» EXERCISE AIM
Search the records that follow and extract every line containing the string "relative".

Figure record extracts:

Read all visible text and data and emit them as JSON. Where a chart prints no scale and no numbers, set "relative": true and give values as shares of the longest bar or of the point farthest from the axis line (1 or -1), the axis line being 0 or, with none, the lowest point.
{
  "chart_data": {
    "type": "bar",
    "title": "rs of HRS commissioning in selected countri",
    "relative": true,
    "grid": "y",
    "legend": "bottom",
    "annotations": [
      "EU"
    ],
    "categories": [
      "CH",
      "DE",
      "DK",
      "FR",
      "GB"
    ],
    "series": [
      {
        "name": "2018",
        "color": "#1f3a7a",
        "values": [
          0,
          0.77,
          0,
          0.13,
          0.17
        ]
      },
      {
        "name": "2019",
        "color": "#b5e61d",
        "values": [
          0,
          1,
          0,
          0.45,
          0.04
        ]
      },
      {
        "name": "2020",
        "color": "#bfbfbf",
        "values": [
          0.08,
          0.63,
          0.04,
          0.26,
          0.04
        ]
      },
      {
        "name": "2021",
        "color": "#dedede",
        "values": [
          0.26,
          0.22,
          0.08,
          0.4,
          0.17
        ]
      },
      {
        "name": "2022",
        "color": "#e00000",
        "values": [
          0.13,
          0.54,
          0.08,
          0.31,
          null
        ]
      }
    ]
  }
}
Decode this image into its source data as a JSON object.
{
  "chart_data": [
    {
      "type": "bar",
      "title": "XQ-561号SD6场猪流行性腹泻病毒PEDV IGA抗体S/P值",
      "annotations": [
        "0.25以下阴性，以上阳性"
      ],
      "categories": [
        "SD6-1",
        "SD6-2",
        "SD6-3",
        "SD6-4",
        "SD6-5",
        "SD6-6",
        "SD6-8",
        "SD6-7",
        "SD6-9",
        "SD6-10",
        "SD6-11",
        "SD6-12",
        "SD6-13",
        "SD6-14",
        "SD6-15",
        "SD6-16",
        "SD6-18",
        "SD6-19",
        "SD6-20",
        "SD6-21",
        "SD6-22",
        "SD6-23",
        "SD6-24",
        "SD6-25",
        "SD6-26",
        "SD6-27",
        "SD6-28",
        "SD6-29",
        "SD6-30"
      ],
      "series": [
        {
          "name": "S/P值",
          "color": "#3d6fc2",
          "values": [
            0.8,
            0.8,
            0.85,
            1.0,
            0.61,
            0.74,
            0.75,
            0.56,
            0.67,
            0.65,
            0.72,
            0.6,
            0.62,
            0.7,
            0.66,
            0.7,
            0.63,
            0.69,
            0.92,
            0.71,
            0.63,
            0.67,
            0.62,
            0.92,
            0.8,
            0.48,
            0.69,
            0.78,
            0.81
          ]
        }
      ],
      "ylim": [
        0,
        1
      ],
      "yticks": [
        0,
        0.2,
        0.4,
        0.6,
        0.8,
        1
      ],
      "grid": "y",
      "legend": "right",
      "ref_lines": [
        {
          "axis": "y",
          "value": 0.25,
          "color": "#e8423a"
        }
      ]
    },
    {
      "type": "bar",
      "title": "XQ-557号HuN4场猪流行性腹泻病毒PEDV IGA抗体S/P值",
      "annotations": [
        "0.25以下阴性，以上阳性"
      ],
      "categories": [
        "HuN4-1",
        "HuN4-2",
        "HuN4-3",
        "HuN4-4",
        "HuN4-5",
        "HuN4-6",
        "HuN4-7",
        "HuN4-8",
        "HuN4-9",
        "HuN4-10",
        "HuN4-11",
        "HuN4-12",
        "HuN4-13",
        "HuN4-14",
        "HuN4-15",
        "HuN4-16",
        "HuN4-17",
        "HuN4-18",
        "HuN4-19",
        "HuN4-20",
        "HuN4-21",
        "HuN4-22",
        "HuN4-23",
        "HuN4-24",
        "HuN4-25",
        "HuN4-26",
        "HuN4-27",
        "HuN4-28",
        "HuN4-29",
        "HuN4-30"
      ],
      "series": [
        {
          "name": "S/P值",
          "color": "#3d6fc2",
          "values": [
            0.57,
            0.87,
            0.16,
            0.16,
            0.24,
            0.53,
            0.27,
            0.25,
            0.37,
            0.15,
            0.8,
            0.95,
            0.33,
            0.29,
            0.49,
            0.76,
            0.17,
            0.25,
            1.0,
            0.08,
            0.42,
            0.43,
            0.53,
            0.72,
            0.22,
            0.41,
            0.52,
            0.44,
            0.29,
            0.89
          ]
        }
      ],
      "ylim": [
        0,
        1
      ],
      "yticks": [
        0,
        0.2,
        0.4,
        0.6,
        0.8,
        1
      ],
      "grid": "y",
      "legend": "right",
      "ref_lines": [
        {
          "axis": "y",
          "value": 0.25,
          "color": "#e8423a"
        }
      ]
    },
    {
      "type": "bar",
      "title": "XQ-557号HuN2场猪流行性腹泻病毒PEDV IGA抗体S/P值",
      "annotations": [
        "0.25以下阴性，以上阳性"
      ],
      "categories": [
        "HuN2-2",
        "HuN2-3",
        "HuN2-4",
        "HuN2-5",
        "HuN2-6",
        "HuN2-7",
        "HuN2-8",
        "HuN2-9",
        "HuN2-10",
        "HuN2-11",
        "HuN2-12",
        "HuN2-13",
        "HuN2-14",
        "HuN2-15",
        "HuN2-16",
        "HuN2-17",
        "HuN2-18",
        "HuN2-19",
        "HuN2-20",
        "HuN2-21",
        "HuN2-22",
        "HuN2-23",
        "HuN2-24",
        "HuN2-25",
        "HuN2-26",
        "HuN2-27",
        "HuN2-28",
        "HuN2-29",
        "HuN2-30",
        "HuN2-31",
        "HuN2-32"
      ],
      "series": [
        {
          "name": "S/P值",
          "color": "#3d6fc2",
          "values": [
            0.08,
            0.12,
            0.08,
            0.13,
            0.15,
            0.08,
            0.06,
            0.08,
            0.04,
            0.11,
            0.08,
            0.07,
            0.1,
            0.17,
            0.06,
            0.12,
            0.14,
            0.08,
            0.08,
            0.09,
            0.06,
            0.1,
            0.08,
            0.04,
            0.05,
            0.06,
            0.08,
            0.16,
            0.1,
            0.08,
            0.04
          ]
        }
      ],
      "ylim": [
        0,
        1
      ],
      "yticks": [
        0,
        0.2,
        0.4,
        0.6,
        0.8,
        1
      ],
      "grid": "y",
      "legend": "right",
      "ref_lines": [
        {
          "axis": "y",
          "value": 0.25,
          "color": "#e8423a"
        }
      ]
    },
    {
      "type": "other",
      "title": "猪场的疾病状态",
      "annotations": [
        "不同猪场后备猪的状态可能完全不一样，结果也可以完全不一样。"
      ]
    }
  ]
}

» CORRECT RESPONSE
Read all visible text and data and emit them as JSON. Where a chart prints no scale and no numbers, set "relative": true and give values as shares of the longest bar or of the point farthest from the axis line (1 or -1), the axis line being 0 or, with none, the lowest point.
    "relative": true,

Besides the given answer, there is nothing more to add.